> Data extract
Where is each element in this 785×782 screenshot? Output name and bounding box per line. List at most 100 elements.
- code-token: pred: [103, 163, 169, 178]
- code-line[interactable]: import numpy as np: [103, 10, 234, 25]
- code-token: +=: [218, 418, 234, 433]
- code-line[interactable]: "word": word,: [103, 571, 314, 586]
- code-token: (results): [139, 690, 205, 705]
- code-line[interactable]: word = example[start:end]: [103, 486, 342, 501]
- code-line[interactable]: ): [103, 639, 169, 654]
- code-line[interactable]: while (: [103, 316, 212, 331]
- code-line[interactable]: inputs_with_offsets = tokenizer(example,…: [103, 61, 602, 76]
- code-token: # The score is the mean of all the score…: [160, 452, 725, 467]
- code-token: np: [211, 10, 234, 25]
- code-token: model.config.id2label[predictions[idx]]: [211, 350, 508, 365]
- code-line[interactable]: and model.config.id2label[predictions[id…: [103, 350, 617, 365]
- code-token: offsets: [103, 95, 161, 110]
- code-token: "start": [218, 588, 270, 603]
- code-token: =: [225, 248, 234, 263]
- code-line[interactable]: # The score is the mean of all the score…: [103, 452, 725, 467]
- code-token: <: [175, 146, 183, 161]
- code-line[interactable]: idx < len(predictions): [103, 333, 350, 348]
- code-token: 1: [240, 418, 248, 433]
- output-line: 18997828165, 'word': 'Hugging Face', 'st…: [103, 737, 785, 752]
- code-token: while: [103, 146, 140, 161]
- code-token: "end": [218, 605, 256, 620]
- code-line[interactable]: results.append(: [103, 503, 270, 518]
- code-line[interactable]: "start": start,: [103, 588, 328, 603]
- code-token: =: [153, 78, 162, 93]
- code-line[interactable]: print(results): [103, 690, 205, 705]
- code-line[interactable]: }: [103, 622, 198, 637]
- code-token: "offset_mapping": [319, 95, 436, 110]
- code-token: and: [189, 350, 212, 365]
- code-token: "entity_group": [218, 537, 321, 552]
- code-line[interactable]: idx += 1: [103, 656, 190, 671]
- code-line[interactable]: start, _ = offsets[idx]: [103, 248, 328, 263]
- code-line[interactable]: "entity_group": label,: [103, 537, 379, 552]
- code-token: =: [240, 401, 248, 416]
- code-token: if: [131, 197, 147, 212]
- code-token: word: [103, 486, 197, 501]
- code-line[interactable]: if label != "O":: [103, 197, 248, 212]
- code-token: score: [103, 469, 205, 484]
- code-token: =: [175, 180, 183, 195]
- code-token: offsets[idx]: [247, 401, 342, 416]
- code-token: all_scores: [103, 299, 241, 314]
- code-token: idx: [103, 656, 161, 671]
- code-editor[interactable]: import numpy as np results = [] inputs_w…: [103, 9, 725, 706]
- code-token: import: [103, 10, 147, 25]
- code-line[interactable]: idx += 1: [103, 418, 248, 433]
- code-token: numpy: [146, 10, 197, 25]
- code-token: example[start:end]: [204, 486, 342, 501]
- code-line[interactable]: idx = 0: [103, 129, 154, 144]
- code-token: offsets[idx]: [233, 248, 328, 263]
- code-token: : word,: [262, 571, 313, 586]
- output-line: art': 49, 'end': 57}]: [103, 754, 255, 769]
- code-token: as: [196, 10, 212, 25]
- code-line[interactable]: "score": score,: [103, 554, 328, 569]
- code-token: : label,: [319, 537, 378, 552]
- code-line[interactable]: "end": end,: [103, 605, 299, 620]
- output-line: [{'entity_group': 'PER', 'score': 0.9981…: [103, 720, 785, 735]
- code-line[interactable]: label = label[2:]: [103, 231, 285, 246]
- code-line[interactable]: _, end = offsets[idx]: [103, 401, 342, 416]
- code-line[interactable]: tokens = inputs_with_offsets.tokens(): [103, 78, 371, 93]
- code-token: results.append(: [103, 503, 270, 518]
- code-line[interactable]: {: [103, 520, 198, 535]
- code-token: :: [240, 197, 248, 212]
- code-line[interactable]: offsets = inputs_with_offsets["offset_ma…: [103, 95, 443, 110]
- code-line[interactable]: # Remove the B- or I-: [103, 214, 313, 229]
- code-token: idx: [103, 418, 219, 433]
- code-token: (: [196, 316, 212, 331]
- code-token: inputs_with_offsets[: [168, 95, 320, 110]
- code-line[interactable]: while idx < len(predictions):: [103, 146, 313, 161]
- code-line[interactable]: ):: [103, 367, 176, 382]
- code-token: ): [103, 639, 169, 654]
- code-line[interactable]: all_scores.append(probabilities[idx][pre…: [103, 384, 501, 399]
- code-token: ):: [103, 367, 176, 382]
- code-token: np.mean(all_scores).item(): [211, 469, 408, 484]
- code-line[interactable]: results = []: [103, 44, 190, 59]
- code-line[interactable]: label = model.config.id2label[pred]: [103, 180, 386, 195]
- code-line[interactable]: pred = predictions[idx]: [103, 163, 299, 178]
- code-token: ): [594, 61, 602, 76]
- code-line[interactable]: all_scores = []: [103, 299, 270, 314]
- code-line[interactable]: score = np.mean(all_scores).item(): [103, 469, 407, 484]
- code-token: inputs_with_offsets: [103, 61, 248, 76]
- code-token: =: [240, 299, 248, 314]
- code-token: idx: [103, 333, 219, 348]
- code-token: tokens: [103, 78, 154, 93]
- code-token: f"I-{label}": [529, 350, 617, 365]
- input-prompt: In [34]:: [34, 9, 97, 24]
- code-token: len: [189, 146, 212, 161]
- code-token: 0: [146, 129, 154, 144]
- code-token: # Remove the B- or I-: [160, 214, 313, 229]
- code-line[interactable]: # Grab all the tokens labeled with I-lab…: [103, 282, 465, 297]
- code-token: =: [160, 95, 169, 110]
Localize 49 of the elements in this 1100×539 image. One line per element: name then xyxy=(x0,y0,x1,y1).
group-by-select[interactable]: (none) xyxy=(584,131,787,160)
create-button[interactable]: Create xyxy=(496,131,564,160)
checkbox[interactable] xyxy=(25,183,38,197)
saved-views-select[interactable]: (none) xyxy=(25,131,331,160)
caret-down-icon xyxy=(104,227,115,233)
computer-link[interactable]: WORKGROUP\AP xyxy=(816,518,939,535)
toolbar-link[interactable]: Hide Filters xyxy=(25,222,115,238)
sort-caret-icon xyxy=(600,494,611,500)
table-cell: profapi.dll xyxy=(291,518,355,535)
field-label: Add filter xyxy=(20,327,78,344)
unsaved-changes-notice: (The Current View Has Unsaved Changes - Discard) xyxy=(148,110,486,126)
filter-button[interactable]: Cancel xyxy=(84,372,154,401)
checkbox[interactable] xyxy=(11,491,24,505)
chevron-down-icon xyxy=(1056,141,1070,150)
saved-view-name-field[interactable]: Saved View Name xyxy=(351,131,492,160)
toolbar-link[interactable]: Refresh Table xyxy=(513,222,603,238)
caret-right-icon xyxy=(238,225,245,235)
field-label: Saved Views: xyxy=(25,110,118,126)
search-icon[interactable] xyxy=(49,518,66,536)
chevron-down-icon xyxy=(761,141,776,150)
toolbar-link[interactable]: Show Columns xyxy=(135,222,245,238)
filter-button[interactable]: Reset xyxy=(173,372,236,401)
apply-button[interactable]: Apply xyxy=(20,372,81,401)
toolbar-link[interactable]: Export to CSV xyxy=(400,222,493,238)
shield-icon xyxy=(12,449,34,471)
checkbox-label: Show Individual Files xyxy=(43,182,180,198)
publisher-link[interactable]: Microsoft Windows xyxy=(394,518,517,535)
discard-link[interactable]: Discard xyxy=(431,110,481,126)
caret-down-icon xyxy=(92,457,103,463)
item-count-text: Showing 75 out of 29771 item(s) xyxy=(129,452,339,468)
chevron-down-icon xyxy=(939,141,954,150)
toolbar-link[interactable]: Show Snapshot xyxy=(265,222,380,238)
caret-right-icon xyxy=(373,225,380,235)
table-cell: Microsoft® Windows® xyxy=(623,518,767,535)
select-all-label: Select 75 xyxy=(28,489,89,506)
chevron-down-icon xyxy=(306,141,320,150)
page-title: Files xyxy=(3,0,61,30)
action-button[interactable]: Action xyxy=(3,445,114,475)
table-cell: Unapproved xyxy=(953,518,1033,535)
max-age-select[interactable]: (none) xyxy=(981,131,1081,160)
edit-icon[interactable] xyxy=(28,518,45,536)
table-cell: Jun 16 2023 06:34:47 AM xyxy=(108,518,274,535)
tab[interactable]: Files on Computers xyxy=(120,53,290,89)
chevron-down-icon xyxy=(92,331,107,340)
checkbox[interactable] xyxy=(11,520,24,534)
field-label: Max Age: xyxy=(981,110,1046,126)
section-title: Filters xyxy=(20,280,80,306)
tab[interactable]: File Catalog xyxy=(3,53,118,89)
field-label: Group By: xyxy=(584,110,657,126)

> Work instructions
Give everything from the start of the listing down through the line containing "588, 270, 603]" again, replacing "code-line" with "source-line" and leaving all else unchanged.

> Written response
Where is each element in this 785×782 screenshot? Output name and bounding box per line. List at most 100 elements.
- code-token: pred: [103, 163, 169, 178]
- source-line[interactable]: import numpy as np: [103, 10, 234, 25]
- code-token: +=: [218, 418, 234, 433]
- source-line[interactable]: "word": word,: [103, 571, 314, 586]
- code-token: (results): [139, 690, 205, 705]
- source-line[interactable]: word = example[start:end]: [103, 486, 342, 501]
- source-line[interactable]: ): [103, 639, 169, 654]
- source-line[interactable]: while (: [103, 316, 212, 331]
- source-line[interactable]: inputs_with_offsets = tokenizer(example,…: [103, 61, 602, 76]
- code-token: # The score is the mean of all the score…: [160, 452, 725, 467]
- code-token: np: [211, 10, 234, 25]
- code-token: model.config.id2label[predictions[idx]]: [211, 350, 508, 365]
- source-line[interactable]: and model.config.id2label[predictions[id…: [103, 350, 617, 365]
- code-token: offsets: [103, 95, 161, 110]
- code-token: "start": [218, 588, 270, 603]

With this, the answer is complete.